Repeat each entry in full, exactly.
--- start of RECORDS SHOWN ---
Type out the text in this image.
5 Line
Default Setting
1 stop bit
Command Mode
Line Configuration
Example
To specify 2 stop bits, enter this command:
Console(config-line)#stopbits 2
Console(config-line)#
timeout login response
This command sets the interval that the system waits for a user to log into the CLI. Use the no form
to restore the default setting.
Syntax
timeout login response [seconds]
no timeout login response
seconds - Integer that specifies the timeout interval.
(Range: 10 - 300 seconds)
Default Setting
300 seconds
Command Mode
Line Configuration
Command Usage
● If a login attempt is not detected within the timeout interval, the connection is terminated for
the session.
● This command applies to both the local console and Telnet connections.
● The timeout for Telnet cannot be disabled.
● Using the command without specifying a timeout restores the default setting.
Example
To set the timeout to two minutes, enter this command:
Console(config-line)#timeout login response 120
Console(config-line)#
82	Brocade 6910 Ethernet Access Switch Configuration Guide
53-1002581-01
--- end of RECORDS SHOWN ---
**RESULT FOR THIS TASK**
Type out the text in this image.
5 Line
Default Setting
1 stop bit
Command Mode
Line Configuration
Example
To specify 2 stop bits, enter this command:
Console(config-line)#stopbits 2
Console(config-line)#
timeout login response
This command sets the interval that the system waits for a user to log into the CLI. Use the no form
to restore the default setting.
Syntax
timeout login response [seconds]
no timeout login response
seconds - Integer that specifies the timeout interval.
(Range: 10 - 300 seconds)
Default Setting
300 seconds
Command Mode
Line Configuration
Command Usage
● If a login attempt is not detected within the timeout interval, the connection is terminated for
the session.
● This command applies to both the local console and Telnet connections.
● The timeout for Telnet cannot be disabled.
● Using the command without specifying a timeout restores the default setting.
Example
To set the timeout to two minutes, enter this command:
Console(config-line)#timeout login response 120
Console(config-line)#
82	Brocade 6910 Ethernet Access Switch Configuration Guide
53-1002581-01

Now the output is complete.